__Task directions__.
Output the entries below exactly as written, omitting pictures.

__Input rows__.
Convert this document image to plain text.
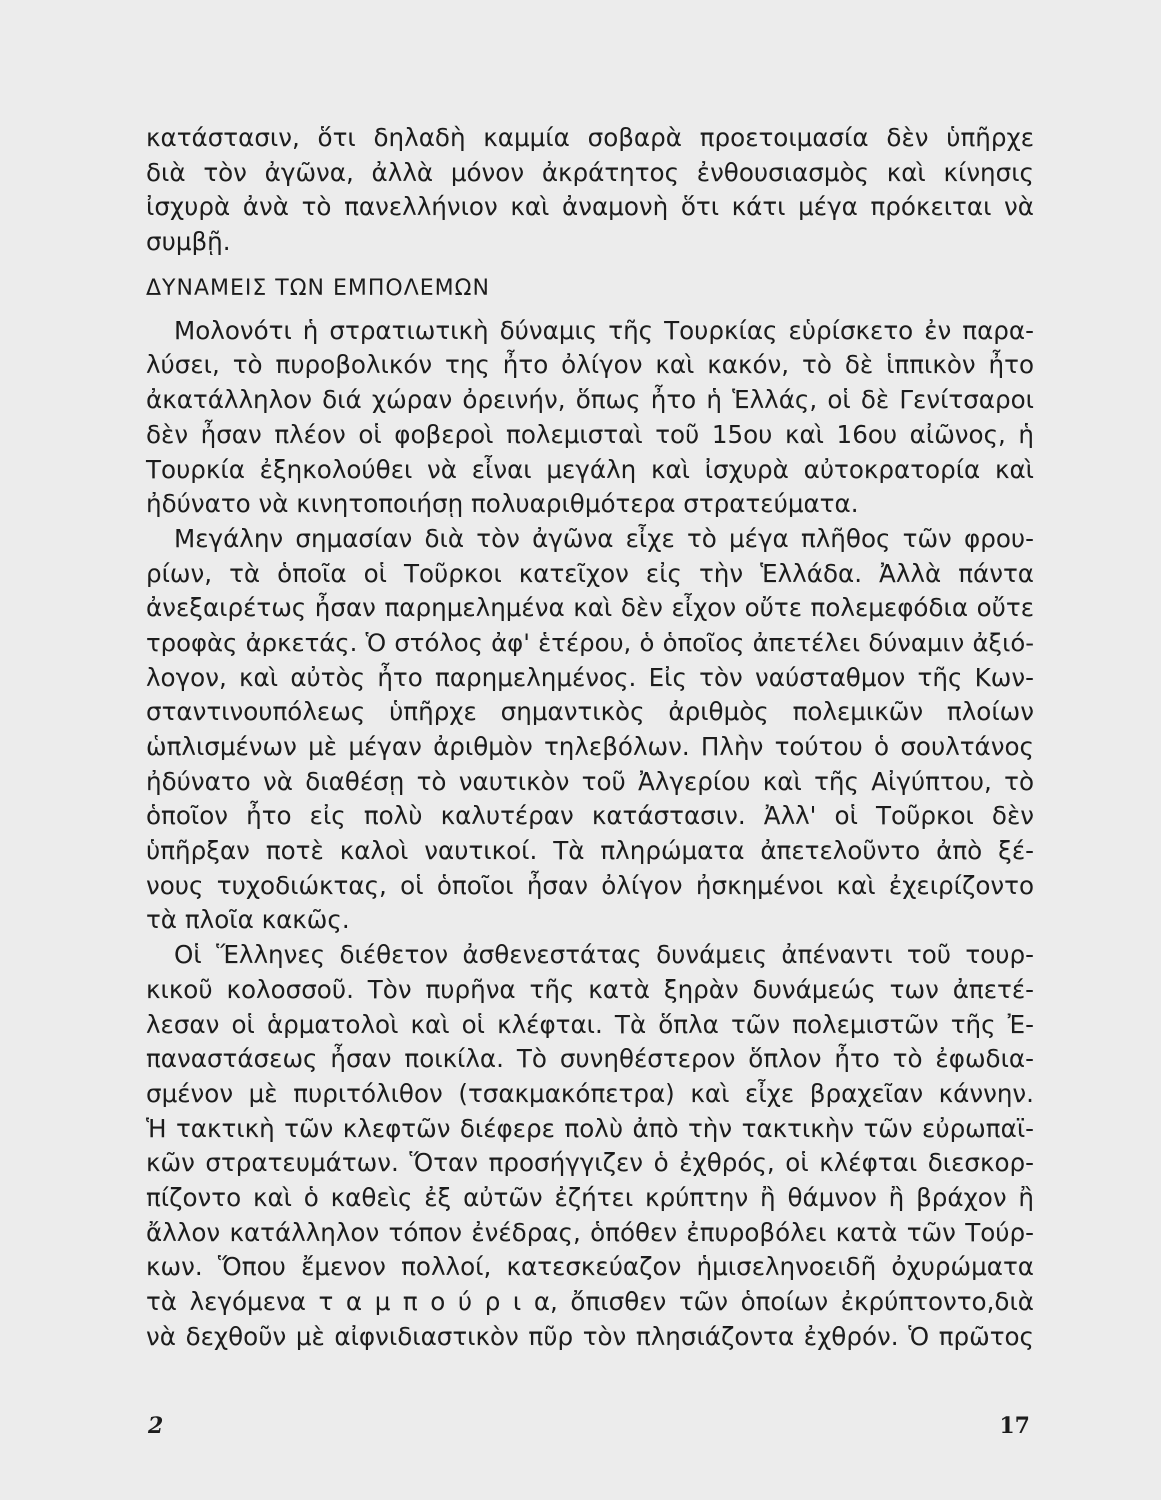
κατάστασιν, ὅτι δηλαδὴ καμμία σοβαρὰ προετοιμασία δὲν ὑπῆρχε
διὰ τὸν ἀγῶνα, ἀλλὰ μόνον ἀκράτητος ἐνθουσιασμὸς καὶ κίνησις
ἰσχυρὰ ἀνὰ τὸ πανελλήνιον καὶ ἀναμονὴ ὅτι κάτι μέγα πρόκειται νὰ
συμβῇ.
ΔΥΝΑΜΕΙΣ ΤΩΝ ΕΜΠΟΛΕΜΩΝ
Μολονότι ἡ στρατιωτικὴ δύναμις τῆς Τουρκίας εὑρίσκετο ἐν παρα-
λύσει, τὸ πυροβολικόν της ἦτο ὀλίγον καὶ κακόν, τὸ δὲ ἱππικὸν ἦτο
ἀκατάλληλον διά χώραν ὀρεινήν, ὅπως ἦτο ἡ Ἑλλάς, οἱ δὲ Γενίτσαροι
δὲν ἦσαν πλέον οἱ φοβεροὶ πολεμισταὶ τοῦ 15ου καὶ 16ου αἰῶνος, ἡ
Τουρκία ἐξηκολούθει νὰ εἶναι μεγάλη καὶ ἰσχυρὰ αὐτοκρατορία καὶ
ἠδύνατο νὰ κινητοποιήσῃ πολυαριθμότερα στρατεύματα.
Μεγάλην σημασίαν διὰ τὸν ἀγῶνα εἶχε τὸ μέγα πλῆθος τῶν φρου-
ρίων, τὰ ὁποῖα οἱ Τοῦρκοι κατεῖχον εἰς τὴν Ἑλλάδα. Ἀλλὰ πάντα
ἀνεξαιρέτως ἦσαν παρημελημένα καὶ δὲν εἶχον οὔτε πολεμεφόδια οὔτε
τροφὰς ἀρκετάς. Ὁ στόλος ἀφ' ἑτέρου, ὁ ὁποῖος ἀπετέλει δύναμιν ἀξιό-
λογον, καὶ αὐτὸς ἦτο παρημελημένος. Εἰς τὸν ναύσταθμον τῆς Κων-
σταντινουπόλεως ὑπῆρχε σημαντικὸς ἀριθμὸς πολεμικῶν πλοίων
ὡπλισμένων μὲ μέγαν ἀριθμὸν τηλεβόλων. Πλὴν τούτου ὁ σουλτάνος
ἠδύνατο νὰ διαθέσῃ τὸ ναυτικὸν τοῦ Ἀλγερίου καὶ τῆς Αἰγύπτου, τὸ
ὁποῖον ἦτο εἰς πολὺ καλυτέραν κατάστασιν. Ἀλλ' οἱ Τοῦρκοι δὲν
ὑπῆρξαν ποτὲ καλοὶ ναυτικοί. Τὰ πληρώματα ἀπετελοῦντο ἀπὸ ξέ-
νους τυχοδιώκτας, οἱ ὁποῖοι ἦσαν ὀλίγον ἠσκημένοι καὶ ἐχειρίζοντο
τὰ πλοῖα κακῶς.
Οἱ Ἕλληνες διέθετον ἀσθενεστάτας δυνάμεις ἀπέναντι τοῦ τουρ-
κικοῦ κολοσσοῦ. Τὸν πυρῆνα τῆς κατὰ ξηρὰν δυνάμεώς των ἀπετέ-
λεσαν οἱ ἁρματολοὶ καὶ οἱ κλέφται. Τὰ ὅπλα τῶν πολεμιστῶν τῆς Ἐ-
παναστάσεως ἦσαν ποικίλα. Τὸ συνηθέστερον ὅπλον ἦτο τὸ ἐφωδια-
σμένον μὲ πυριτόλιθον (τσακμακόπετρα) καὶ εἶχε βραχεῖαν κάννην.
Ἡ τακτικὴ τῶν κλεφτῶν διέφερε πολὺ ἀπὸ τὴν τακτικὴν τῶν εὐρωπαϊ-
κῶν στρατευμάτων. Ὅταν προσήγγιζεν ὁ ἐχθρός, οἱ κλέφται διεσκορ-
πίζοντο καὶ ὁ καθεὶς ἐξ αὐτῶν ἐζήτει κρύπτην ἢ θάμνον ἢ βράχον ἢ
ἄλλον κατάλληλον τόπον ἐνέδρας, ὁπόθεν ἐπυροβόλει κατὰ τῶν Τούρ-
κων. Ὅπου ἔμενον πολλοί, κατεσκεύαζον ἡμισεληνοειδῆ ὀχυρώματα
τὰ λεγόμενα τ α μ π ο ύ ρ ι α, ὄπισθεν τῶν ὁποίων ἐκρύπτοντο,διὰ
νὰ δεχθοῦν μὲ αἰφνιδιαστικὸν πῦρ τὸν πλησιάζοντα ἐχθρόν. Ὁ πρῶτος
2	17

__Exercise answer__.
Convert this document image to plain text.
κατάστασιν, ὅτι δηλαδὴ καμμία σοβαρὰ προετοιμασία δὲν ὑπῆρχε
διὰ τὸν ἀγῶνα, ἀλλὰ μόνον ἀκράτητος ἐνθουσιασμὸς καὶ κίνησις
ἰσχυρὰ ἀνὰ τὸ πανελλήνιον καὶ ἀναμονὴ ὅτι κάτι μέγα πρόκειται νὰ
συμβῇ.
ΔΥΝΑΜΕΙΣ ΤΩΝ ΕΜΠΟΛΕΜΩΝ
Μολονότι ἡ στρατιωτικὴ δύναμις τῆς Τουρκίας εὑρίσκετο ἐν παρα-
λύσει, τὸ πυροβολικόν της ἦτο ὀλίγον καὶ κακόν, τὸ δὲ ἱππικὸν ἦτο
ἀκατάλληλον διά χώραν ὀρεινήν, ὅπως ἦτο ἡ Ἑλλάς, οἱ δὲ Γενίτσαροι
δὲν ἦσαν πλέον οἱ φοβεροὶ πολεμισταὶ τοῦ 15ου καὶ 16ου αἰῶνος, ἡ
Τουρκία ἐξηκολούθει νὰ εἶναι μεγάλη καὶ ἰσχυρὰ αὐτοκρατορία καὶ
ἠδύνατο νὰ κινητοποιήσῃ πολυαριθμότερα στρατεύματα.
Μεγάλην σημασίαν διὰ τὸν ἀγῶνα εἶχε τὸ μέγα πλῆθος τῶν φρου-
ρίων, τὰ ὁποῖα οἱ Τοῦρκοι κατεῖχον εἰς τὴν Ἑλλάδα. Ἀλλὰ πάντα
ἀνεξαιρέτως ἦσαν παρημελημένα καὶ δὲν εἶχον οὔτε πολεμεφόδια οὔτε
τροφὰς ἀρκετάς. Ὁ στόλος ἀφ' ἑτέρου, ὁ ὁποῖος ἀπετέλει δύναμιν ἀξιό-
λογον, καὶ αὐτὸς ἦτο παρημελημένος. Εἰς τὸν ναύσταθμον τῆς Κων-
σταντινουπόλεως ὑπῆρχε σημαντικὸς ἀριθμὸς πολεμικῶν πλοίων
ὡπλισμένων μὲ μέγαν ἀριθμὸν τηλεβόλων. Πλὴν τούτου ὁ σουλτάνος
ἠδύνατο νὰ διαθέσῃ τὸ ναυτικὸν τοῦ Ἀλγερίου καὶ τῆς Αἰγύπτου, τὸ
ὁποῖον ἦτο εἰς πολὺ καλυτέραν κατάστασιν. Ἀλλ' οἱ Τοῦρκοι δὲν
ὑπῆρξαν ποτὲ καλοὶ ναυτικοί. Τὰ πληρώματα ἀπετελοῦντο ἀπὸ ξέ-
νους τυχοδιώκτας, οἱ ὁποῖοι ἦσαν ὀλίγον ἠσκημένοι καὶ ἐχειρίζοντο
τὰ πλοῖα κακῶς.
Οἱ Ἕλληνες διέθετον ἀσθενεστάτας δυνάμεις ἀπέναντι τοῦ τουρ-
κικοῦ κολοσσοῦ. Τὸν πυρῆνα τῆς κατὰ ξηρὰν δυνάμεώς των ἀπετέ-
λεσαν οἱ ἁρματολοὶ καὶ οἱ κλέφται. Τὰ ὅπλα τῶν πολεμιστῶν τῆς Ἐ-
παναστάσεως ἦσαν ποικίλα. Τὸ συνηθέστερον ὅπλον ἦτο τὸ ἐφωδια-
σμένον μὲ πυριτόλιθον (τσακμακόπετρα) καὶ εἶχε βραχεῖαν κάννην.
Ἡ τακτικὴ τῶν κλεφτῶν διέφερε πολὺ ἀπὸ τὴν τακτικὴν τῶν εὐρωπαϊ-
κῶν στρατευμάτων. Ὅταν προσήγγιζεν ὁ ἐχθρός, οἱ κλέφται διεσκορ-
πίζοντο καὶ ὁ καθεὶς ἐξ αὐτῶν ἐζήτει κρύπτην ἢ θάμνον ἢ βράχον ἢ
ἄλλον κατάλληλον τόπον ἐνέδρας, ὁπόθεν ἐπυροβόλει κατὰ τῶν Τούρ-
κων. Ὅπου ἔμενον πολλοί, κατεσκεύαζον ἡμισεληνοειδῆ ὀχυρώματα
τὰ λεγόμενα τ α μ π ο ύ ρ ι α, ὄπισθεν τῶν ὁποίων ἐκρύπτοντο,διὰ
νὰ δεχθοῦν μὲ αἰφνιδιαστικὸν πῦρ τὸν πλησιάζοντα ἐχθρόν. Ὁ πρῶτος
2	17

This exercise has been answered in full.